Given information =
— BEGIN —
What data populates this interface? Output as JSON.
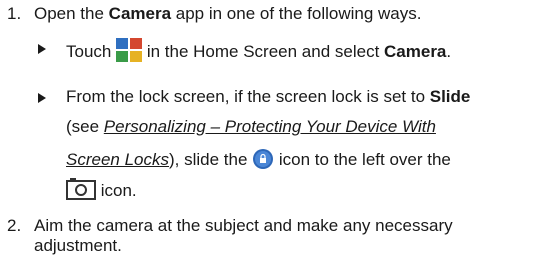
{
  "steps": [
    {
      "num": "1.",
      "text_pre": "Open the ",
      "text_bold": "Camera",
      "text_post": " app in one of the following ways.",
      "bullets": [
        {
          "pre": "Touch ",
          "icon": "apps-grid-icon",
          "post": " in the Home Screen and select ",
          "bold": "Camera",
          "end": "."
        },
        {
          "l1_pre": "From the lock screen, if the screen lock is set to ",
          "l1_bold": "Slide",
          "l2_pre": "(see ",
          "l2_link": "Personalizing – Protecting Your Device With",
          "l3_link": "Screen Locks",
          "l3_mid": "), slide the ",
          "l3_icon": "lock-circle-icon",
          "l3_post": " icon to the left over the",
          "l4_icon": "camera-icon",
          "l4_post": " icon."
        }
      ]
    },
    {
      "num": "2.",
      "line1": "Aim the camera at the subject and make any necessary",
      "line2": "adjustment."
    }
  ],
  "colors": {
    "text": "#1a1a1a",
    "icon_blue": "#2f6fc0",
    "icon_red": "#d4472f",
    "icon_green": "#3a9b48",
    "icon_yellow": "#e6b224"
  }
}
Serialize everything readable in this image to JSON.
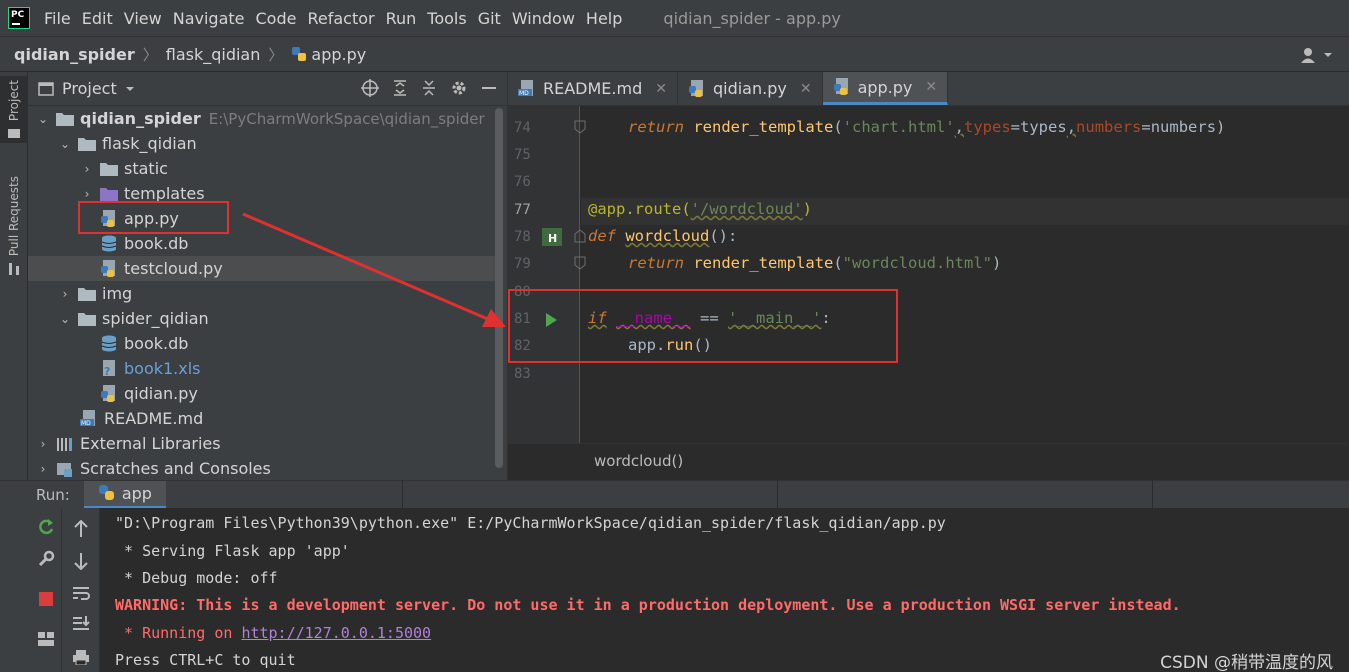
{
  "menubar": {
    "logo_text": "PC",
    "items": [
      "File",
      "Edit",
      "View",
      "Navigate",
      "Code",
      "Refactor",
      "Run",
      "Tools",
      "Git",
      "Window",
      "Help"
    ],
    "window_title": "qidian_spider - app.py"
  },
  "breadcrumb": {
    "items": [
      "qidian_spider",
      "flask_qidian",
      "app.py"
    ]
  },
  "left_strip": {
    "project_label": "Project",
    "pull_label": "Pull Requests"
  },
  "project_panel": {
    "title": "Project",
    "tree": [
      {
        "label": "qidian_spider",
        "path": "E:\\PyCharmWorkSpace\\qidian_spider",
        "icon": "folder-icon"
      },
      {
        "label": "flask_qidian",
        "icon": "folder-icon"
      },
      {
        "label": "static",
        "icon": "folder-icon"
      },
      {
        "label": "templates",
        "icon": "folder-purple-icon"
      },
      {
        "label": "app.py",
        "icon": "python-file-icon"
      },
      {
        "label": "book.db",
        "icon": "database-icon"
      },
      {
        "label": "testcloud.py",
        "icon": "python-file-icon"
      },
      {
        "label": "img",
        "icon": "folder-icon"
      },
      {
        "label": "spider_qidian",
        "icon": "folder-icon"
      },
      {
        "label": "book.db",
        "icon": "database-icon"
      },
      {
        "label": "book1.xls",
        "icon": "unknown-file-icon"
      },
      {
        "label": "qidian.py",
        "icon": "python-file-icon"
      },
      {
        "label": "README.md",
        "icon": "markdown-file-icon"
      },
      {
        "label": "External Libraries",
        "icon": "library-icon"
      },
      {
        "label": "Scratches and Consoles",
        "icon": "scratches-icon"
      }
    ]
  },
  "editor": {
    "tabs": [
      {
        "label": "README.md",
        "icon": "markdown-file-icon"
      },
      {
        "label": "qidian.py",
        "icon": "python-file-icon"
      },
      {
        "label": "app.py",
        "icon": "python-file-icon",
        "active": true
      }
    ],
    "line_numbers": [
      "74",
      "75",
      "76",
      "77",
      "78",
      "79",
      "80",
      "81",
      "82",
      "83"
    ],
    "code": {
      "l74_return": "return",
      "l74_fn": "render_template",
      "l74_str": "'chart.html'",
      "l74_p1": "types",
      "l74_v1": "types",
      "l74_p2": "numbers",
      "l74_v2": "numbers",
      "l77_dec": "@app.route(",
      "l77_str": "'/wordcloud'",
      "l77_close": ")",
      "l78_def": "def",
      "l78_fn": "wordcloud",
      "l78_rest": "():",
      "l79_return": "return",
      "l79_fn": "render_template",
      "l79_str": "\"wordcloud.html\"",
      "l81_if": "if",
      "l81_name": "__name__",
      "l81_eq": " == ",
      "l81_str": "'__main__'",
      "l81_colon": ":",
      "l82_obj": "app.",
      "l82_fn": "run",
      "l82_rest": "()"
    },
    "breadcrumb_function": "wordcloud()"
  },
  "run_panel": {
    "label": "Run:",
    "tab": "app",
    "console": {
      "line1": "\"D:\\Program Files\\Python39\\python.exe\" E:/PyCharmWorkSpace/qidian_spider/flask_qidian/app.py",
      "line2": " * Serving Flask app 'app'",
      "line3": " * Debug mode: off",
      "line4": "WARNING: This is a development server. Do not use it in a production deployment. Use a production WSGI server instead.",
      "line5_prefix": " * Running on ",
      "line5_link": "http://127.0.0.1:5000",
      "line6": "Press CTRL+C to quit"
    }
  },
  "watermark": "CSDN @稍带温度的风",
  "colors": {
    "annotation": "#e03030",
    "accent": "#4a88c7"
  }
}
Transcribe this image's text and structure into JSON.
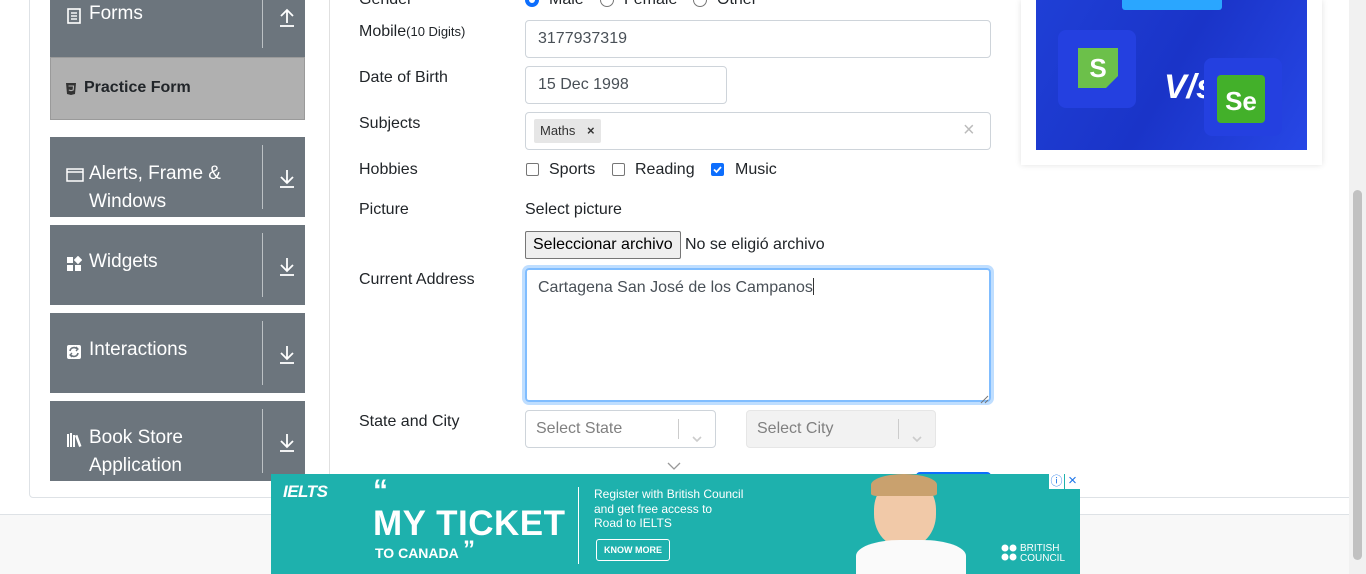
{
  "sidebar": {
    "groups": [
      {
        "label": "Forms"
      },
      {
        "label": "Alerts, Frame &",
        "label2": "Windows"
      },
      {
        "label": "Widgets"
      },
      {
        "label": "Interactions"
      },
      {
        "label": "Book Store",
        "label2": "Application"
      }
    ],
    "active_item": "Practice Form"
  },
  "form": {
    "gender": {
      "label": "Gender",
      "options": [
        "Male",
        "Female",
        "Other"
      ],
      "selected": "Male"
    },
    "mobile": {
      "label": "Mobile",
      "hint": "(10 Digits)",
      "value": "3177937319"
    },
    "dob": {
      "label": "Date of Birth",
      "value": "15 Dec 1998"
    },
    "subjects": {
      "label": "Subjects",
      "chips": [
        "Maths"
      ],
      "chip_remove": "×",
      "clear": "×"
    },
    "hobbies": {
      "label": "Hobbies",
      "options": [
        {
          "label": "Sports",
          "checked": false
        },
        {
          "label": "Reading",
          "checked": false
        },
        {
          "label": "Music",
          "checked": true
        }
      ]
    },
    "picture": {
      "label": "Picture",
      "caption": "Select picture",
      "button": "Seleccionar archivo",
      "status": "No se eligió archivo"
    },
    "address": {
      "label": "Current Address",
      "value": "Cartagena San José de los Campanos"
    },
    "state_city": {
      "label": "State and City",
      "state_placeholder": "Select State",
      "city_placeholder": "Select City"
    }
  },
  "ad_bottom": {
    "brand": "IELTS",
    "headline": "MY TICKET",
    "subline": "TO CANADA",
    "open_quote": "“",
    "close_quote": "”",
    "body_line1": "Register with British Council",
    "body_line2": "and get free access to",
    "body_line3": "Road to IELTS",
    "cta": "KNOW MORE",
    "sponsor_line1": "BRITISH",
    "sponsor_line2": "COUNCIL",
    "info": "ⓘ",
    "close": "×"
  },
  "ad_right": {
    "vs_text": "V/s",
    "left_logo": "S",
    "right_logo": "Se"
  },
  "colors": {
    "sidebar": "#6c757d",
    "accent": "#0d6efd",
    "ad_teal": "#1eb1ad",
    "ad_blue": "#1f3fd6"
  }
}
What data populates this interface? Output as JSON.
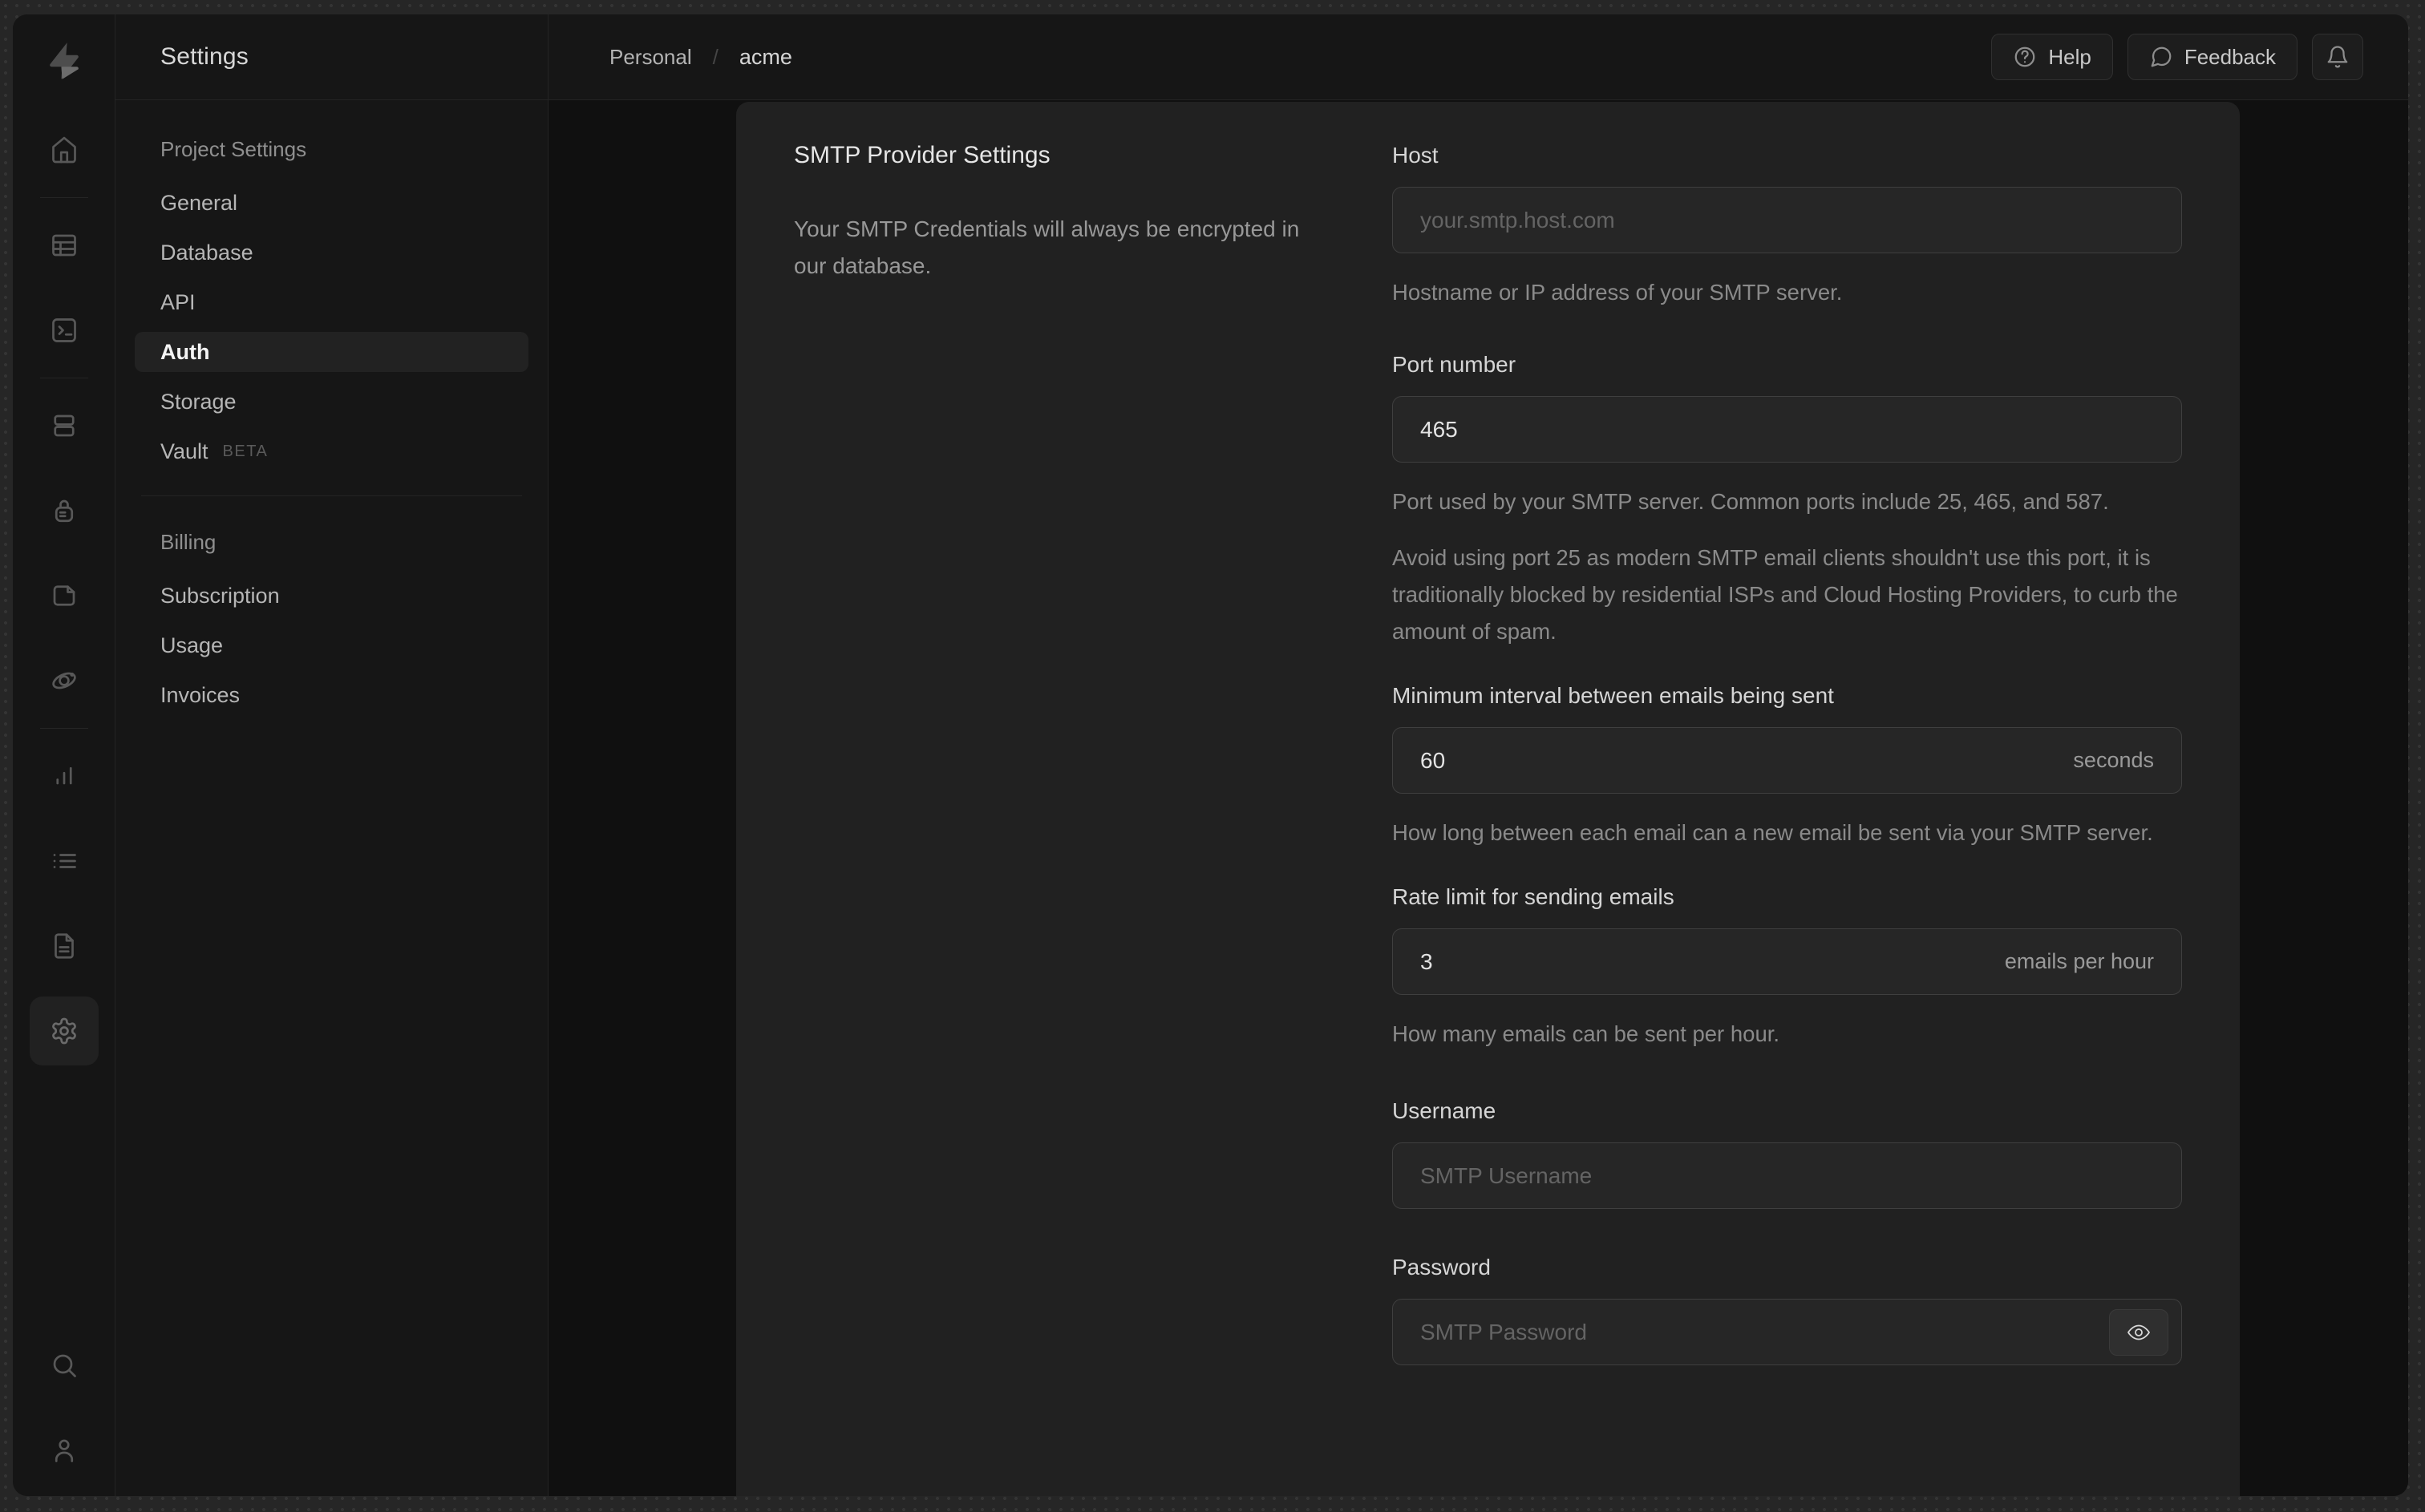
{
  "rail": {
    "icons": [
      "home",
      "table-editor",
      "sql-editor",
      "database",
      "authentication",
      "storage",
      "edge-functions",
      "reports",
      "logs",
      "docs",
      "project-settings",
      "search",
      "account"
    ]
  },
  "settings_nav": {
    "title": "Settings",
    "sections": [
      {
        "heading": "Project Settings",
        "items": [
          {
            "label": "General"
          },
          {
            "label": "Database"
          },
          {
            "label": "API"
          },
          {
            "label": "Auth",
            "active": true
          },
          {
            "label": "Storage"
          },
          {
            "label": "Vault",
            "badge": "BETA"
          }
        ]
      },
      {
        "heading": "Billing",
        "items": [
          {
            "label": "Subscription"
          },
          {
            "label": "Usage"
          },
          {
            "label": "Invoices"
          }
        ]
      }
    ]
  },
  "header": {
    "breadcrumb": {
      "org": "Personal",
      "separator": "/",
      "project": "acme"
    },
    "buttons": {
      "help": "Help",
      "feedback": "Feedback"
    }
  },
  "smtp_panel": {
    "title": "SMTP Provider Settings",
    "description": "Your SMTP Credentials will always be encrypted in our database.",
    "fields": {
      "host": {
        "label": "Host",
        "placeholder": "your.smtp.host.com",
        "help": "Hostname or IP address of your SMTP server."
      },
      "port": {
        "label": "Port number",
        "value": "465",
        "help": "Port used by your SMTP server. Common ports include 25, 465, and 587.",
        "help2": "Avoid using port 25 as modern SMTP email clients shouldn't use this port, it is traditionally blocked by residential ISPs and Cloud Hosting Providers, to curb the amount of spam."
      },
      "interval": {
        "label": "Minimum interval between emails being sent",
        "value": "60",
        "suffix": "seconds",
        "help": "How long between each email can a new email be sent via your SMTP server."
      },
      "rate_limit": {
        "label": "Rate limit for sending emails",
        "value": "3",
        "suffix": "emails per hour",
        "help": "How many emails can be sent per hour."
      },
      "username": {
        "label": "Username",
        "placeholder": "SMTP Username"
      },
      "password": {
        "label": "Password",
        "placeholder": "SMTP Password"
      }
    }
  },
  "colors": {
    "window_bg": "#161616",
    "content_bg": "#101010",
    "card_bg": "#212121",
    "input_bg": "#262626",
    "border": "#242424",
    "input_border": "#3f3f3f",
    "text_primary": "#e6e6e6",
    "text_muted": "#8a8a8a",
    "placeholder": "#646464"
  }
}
— END —
Given problem = From the listing above, return each line with the word "heading".

Written answer =
        "heading": "Project Settings",
        "heading": "Billing",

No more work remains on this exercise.